- EXERCISE DESCRIPTION
Transcribe the listing exactly, leaving out every picture.

- DATA FOR THIS TASK
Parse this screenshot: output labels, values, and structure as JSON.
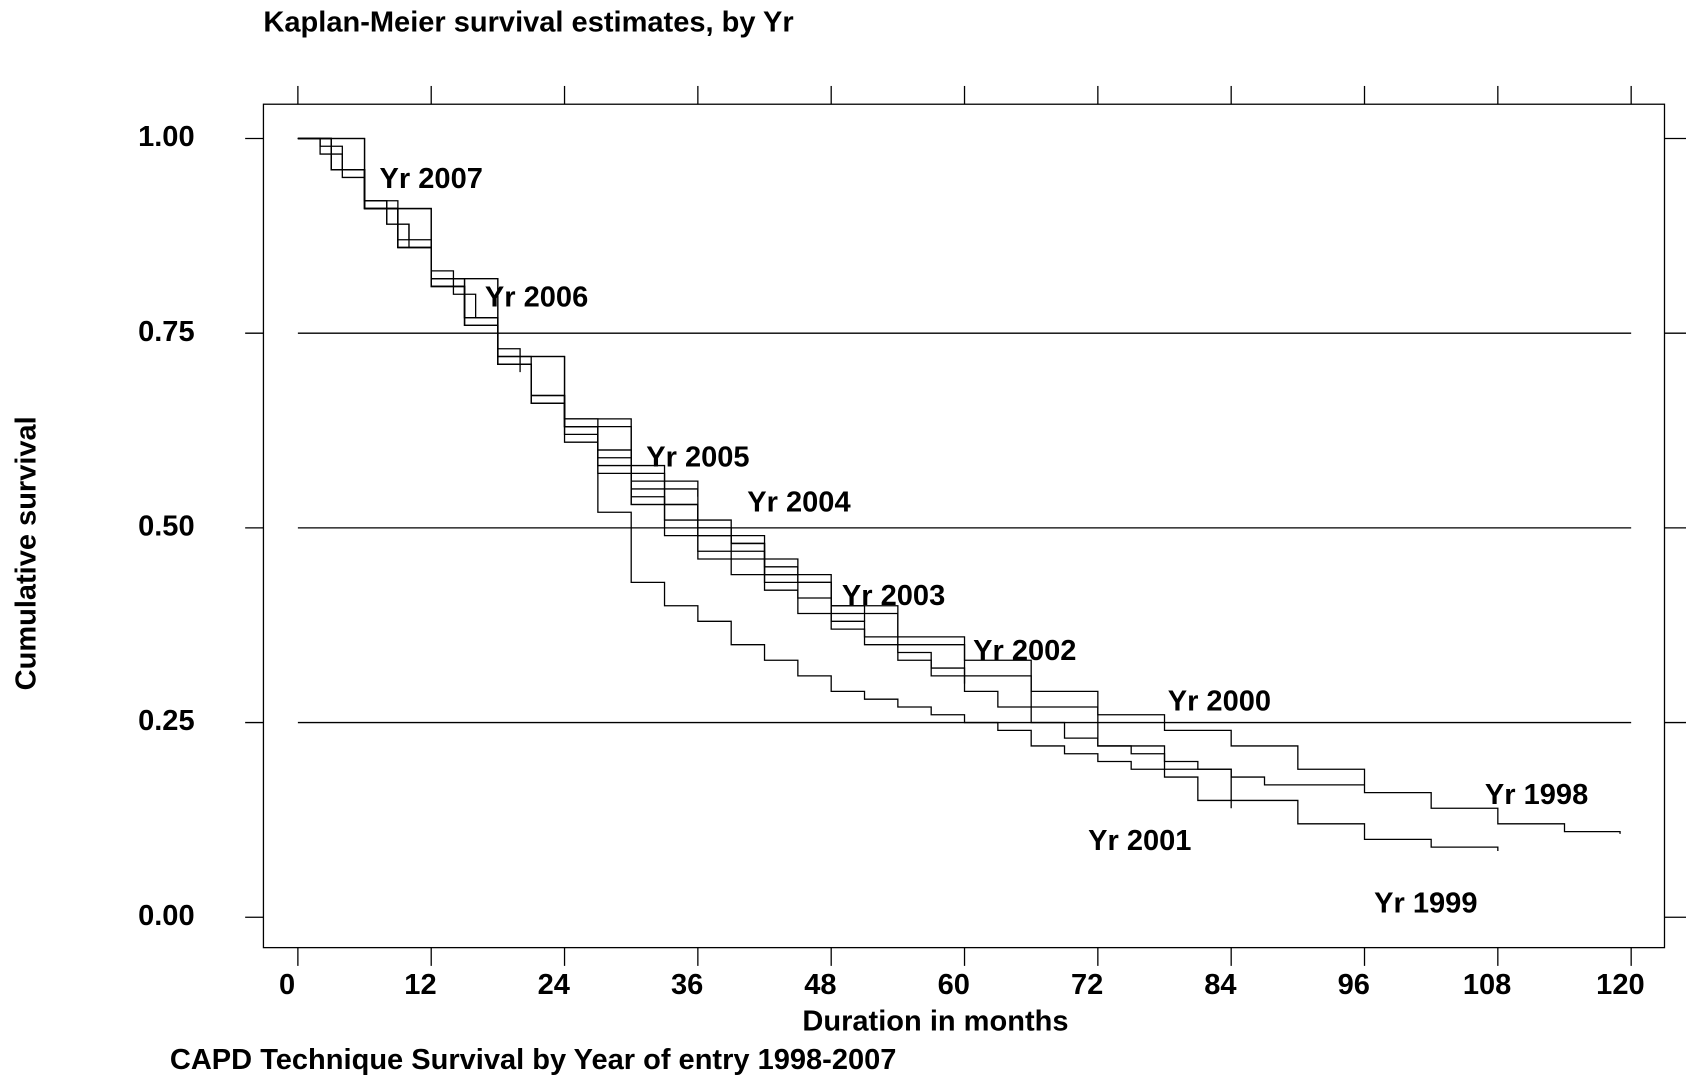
{
  "chart_data": {
    "type": "step-line",
    "title": "Kaplan-Meier survival estimates, by Yr",
    "x_label": "Duration in months",
    "y_label": "Cumulative survival",
    "caption": "CAPD Technique Survival by Year of entry 1998-2007",
    "xlim": [
      -3.1,
      123
    ],
    "ylim": [
      -0.039,
      1.044
    ],
    "xticks": [
      0,
      12,
      24,
      36,
      48,
      60,
      72,
      84,
      96,
      108,
      120
    ],
    "yticks": [
      {
        "value": 0,
        "label": "0.00"
      },
      {
        "value": 0.25,
        "label": "0.25"
      },
      {
        "value": 0.5,
        "label": "0.50"
      },
      {
        "value": 0.75,
        "label": "0.75"
      },
      {
        "value": 1,
        "label": "1.00"
      }
    ],
    "grid": true,
    "color": "#000000",
    "series": [
      {
        "name": "Yr 2007",
        "x": [
          0,
          2,
          4,
          6,
          8,
          10
        ],
        "values": [
          1,
          0.98,
          0.95,
          0.92,
          0.89,
          0.87
        ]
      },
      {
        "name": "Yr 2006",
        "x": [
          0,
          2,
          4,
          6,
          8,
          10,
          12,
          14,
          16,
          18,
          20
        ],
        "values": [
          1,
          0.99,
          0.96,
          0.92,
          0.89,
          0.86,
          0.83,
          0.8,
          0.77,
          0.73,
          0.7
        ]
      },
      {
        "name": "Yr 2005",
        "x": [
          0,
          3,
          6,
          9,
          12,
          15,
          18,
          21,
          24,
          27,
          30,
          33,
          36
        ],
        "values": [
          1,
          0.96,
          0.91,
          0.86,
          0.82,
          0.77,
          0.71,
          0.66,
          0.63,
          0.6,
          0.58,
          0.56,
          0.54
        ]
      },
      {
        "name": "Yr 2004",
        "x": [
          0,
          3,
          6,
          9,
          12,
          15,
          18,
          21,
          24,
          27,
          30,
          33,
          36,
          39,
          42,
          45
        ],
        "values": [
          1,
          0.96,
          0.91,
          0.86,
          0.81,
          0.76,
          0.71,
          0.66,
          0.63,
          0.59,
          0.56,
          0.53,
          0.51,
          0.48,
          0.46,
          0.44
        ]
      },
      {
        "name": "Yr 2003",
        "x": [
          0,
          3,
          6,
          9,
          12,
          15,
          18,
          21,
          24,
          27,
          30,
          33,
          36,
          39,
          42,
          45,
          48,
          51
        ],
        "values": [
          1,
          0.96,
          0.91,
          0.86,
          0.81,
          0.76,
          0.71,
          0.67,
          0.64,
          0.6,
          0.57,
          0.53,
          0.5,
          0.48,
          0.45,
          0.43,
          0.4,
          0.38
        ]
      },
      {
        "name": "Yr 2002",
        "x": [
          0,
          3,
          6,
          9,
          12,
          15,
          18,
          21,
          24,
          27,
          30,
          33,
          36,
          39,
          42,
          45,
          48,
          51,
          54,
          57,
          60
        ],
        "values": [
          1,
          0.96,
          0.91,
          0.86,
          0.81,
          0.76,
          0.71,
          0.67,
          0.62,
          0.57,
          0.54,
          0.51,
          0.49,
          0.46,
          0.44,
          0.41,
          0.38,
          0.36,
          0.34,
          0.32,
          0.3
        ]
      },
      {
        "name": "Yr 2001",
        "x": [
          0,
          3,
          6,
          9,
          12,
          15,
          18,
          21,
          24,
          27,
          30,
          33,
          36,
          39,
          42,
          45,
          48,
          51,
          54,
          57,
          60,
          63,
          66,
          69,
          72,
          75,
          78,
          81,
          84
        ],
        "values": [
          1,
          0.96,
          0.91,
          0.86,
          0.81,
          0.77,
          0.71,
          0.66,
          0.61,
          0.52,
          0.43,
          0.4,
          0.38,
          0.35,
          0.33,
          0.31,
          0.29,
          0.28,
          0.27,
          0.26,
          0.25,
          0.24,
          0.22,
          0.21,
          0.2,
          0.19,
          0.18,
          0.15,
          0.14
        ]
      },
      {
        "name": "Yr 2000",
        "x": [
          0,
          3,
          6,
          9,
          12,
          15,
          18,
          21,
          24,
          27,
          30,
          33,
          36,
          39,
          42,
          45,
          48,
          51,
          54,
          57,
          60,
          63,
          66,
          69,
          72,
          75,
          78,
          81,
          84,
          87,
          90,
          93,
          96
        ],
        "values": [
          1,
          0.96,
          0.92,
          0.87,
          0.82,
          0.77,
          0.72,
          0.67,
          0.63,
          0.58,
          0.53,
          0.49,
          0.46,
          0.44,
          0.42,
          0.39,
          0.37,
          0.35,
          0.33,
          0.31,
          0.29,
          0.27,
          0.25,
          0.23,
          0.22,
          0.21,
          0.2,
          0.19,
          0.18,
          0.17,
          0.17,
          0.17,
          0.17
        ]
      },
      {
        "name": "Yr 1999",
        "x": [
          0,
          6,
          12,
          18,
          24,
          30,
          36,
          42,
          48,
          54,
          60,
          66,
          72,
          78,
          84,
          90,
          96,
          102,
          108
        ],
        "values": [
          1,
          0.91,
          0.82,
          0.72,
          0.63,
          0.53,
          0.47,
          0.43,
          0.39,
          0.35,
          0.31,
          0.27,
          0.22,
          0.19,
          0.15,
          0.12,
          0.1,
          0.09,
          0.085
        ]
      },
      {
        "name": "Yr 1998",
        "x": [
          0,
          6,
          12,
          18,
          24,
          30,
          36,
          42,
          48,
          54,
          60,
          66,
          72,
          78,
          84,
          90,
          96,
          102,
          108,
          114,
          119
        ],
        "values": [
          1,
          0.91,
          0.82,
          0.72,
          0.64,
          0.55,
          0.49,
          0.44,
          0.4,
          0.36,
          0.33,
          0.29,
          0.26,
          0.24,
          0.22,
          0.19,
          0.16,
          0.14,
          0.12,
          0.11,
          0.107
        ]
      }
    ]
  }
}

- RESPONSE TO THIS TASK
Parse this screenshot: output labels, values, and structure as JSON.
{
  "chart_data": {
    "type": "step-line",
    "title": "Kaplan-Meier survival estimates, by Yr",
    "x_label": "Duration in months",
    "y_label": "Cumulative survival",
    "caption": "CAPD Technique Survival by Year of entry 1998-2007",
    "xlim": [
      -3.1,
      123
    ],
    "ylim": [
      -0.039,
      1.044
    ],
    "xticks": [
      0,
      12,
      24,
      36,
      48,
      60,
      72,
      84,
      96,
      108,
      120
    ],
    "yticks": [
      {
        "value": 0,
        "label": "0.00"
      },
      {
        "value": 0.25,
        "label": "0.25"
      },
      {
        "value": 0.5,
        "label": "0.50"
      },
      {
        "value": 0.75,
        "label": "0.75"
      },
      {
        "value": 1,
        "label": "1.00"
      }
    ],
    "grid": true,
    "color": "#000000",
    "series": [
      {
        "name": "Yr 2007",
        "x": [
          0,
          2,
          4,
          6,
          8,
          10
        ],
        "values": [
          1,
          0.98,
          0.95,
          0.92,
          0.89,
          0.87
        ]
      },
      {
        "name": "Yr 2006",
        "x": [
          0,
          2,
          4,
          6,
          8,
          10,
          12,
          14,
          16,
          18,
          20
        ],
        "values": [
          1,
          0.99,
          0.96,
          0.92,
          0.89,
          0.86,
          0.83,
          0.8,
          0.77,
          0.73,
          0.7
        ]
      },
      {
        "name": "Yr 2005",
        "x": [
          0,
          3,
          6,
          9,
          12,
          15,
          18,
          21,
          24,
          27,
          30,
          33,
          36
        ],
        "values": [
          1,
          0.96,
          0.91,
          0.86,
          0.82,
          0.77,
          0.71,
          0.66,
          0.63,
          0.6,
          0.58,
          0.56,
          0.54
        ]
      },
      {
        "name": "Yr 2004",
        "x": [
          0,
          3,
          6,
          9,
          12,
          15,
          18,
          21,
          24,
          27,
          30,
          33,
          36,
          39,
          42,
          45
        ],
        "values": [
          1,
          0.96,
          0.91,
          0.86,
          0.81,
          0.76,
          0.71,
          0.66,
          0.63,
          0.59,
          0.56,
          0.53,
          0.51,
          0.48,
          0.46,
          0.44
        ]
      },
      {
        "name": "Yr 2003",
        "x": [
          0,
          3,
          6,
          9,
          12,
          15,
          18,
          21,
          24,
          27,
          30,
          33,
          36,
          39,
          42,
          45,
          48,
          51
        ],
        "values": [
          1,
          0.96,
          0.91,
          0.86,
          0.81,
          0.76,
          0.71,
          0.67,
          0.64,
          0.6,
          0.57,
          0.53,
          0.5,
          0.48,
          0.45,
          0.43,
          0.4,
          0.38
        ]
      },
      {
        "name": "Yr 2002",
        "x": [
          0,
          3,
          6,
          9,
          12,
          15,
          18,
          21,
          24,
          27,
          30,
          33,
          36,
          39,
          42,
          45,
          48,
          51,
          54,
          57,
          60
        ],
        "values": [
          1,
          0.96,
          0.91,
          0.86,
          0.81,
          0.76,
          0.71,
          0.67,
          0.62,
          0.57,
          0.54,
          0.51,
          0.49,
          0.46,
          0.44,
          0.41,
          0.38,
          0.36,
          0.34,
          0.32,
          0.3
        ]
      },
      {
        "name": "Yr 2001",
        "x": [
          0,
          3,
          6,
          9,
          12,
          15,
          18,
          21,
          24,
          27,
          30,
          33,
          36,
          39,
          42,
          45,
          48,
          51,
          54,
          57,
          60,
          63,
          66,
          69,
          72,
          75,
          78,
          81,
          84
        ],
        "values": [
          1,
          0.96,
          0.91,
          0.86,
          0.81,
          0.77,
          0.71,
          0.66,
          0.61,
          0.52,
          0.43,
          0.4,
          0.38,
          0.35,
          0.33,
          0.31,
          0.29,
          0.28,
          0.27,
          0.26,
          0.25,
          0.24,
          0.22,
          0.21,
          0.2,
          0.19,
          0.18,
          0.15,
          0.14
        ]
      },
      {
        "name": "Yr 2000",
        "x": [
          0,
          3,
          6,
          9,
          12,
          15,
          18,
          21,
          24,
          27,
          30,
          33,
          36,
          39,
          42,
          45,
          48,
          51,
          54,
          57,
          60,
          63,
          66,
          69,
          72,
          75,
          78,
          81,
          84,
          87,
          90,
          93,
          96
        ],
        "values": [
          1,
          0.96,
          0.92,
          0.87,
          0.82,
          0.77,
          0.72,
          0.67,
          0.63,
          0.58,
          0.53,
          0.49,
          0.46,
          0.44,
          0.42,
          0.39,
          0.37,
          0.35,
          0.33,
          0.31,
          0.29,
          0.27,
          0.25,
          0.23,
          0.22,
          0.21,
          0.2,
          0.19,
          0.18,
          0.17,
          0.17,
          0.17,
          0.17
        ]
      },
      {
        "name": "Yr 1999",
        "x": [
          0,
          6,
          12,
          18,
          24,
          30,
          36,
          42,
          48,
          54,
          60,
          66,
          72,
          78,
          84,
          90,
          96,
          102,
          108
        ],
        "values": [
          1,
          0.91,
          0.82,
          0.72,
          0.63,
          0.53,
          0.47,
          0.43,
          0.39,
          0.35,
          0.31,
          0.27,
          0.22,
          0.19,
          0.15,
          0.12,
          0.1,
          0.09,
          0.085
        ]
      },
      {
        "name": "Yr 1998",
        "x": [
          0,
          6,
          12,
          18,
          24,
          30,
          36,
          42,
          48,
          54,
          60,
          66,
          72,
          78,
          84,
          90,
          96,
          102,
          108,
          114,
          119
        ],
        "values": [
          1,
          0.91,
          0.82,
          0.72,
          0.64,
          0.55,
          0.49,
          0.44,
          0.4,
          0.36,
          0.33,
          0.29,
          0.26,
          0.24,
          0.22,
          0.19,
          0.16,
          0.14,
          0.12,
          0.11,
          0.107
        ]
      }
    ]
  }
}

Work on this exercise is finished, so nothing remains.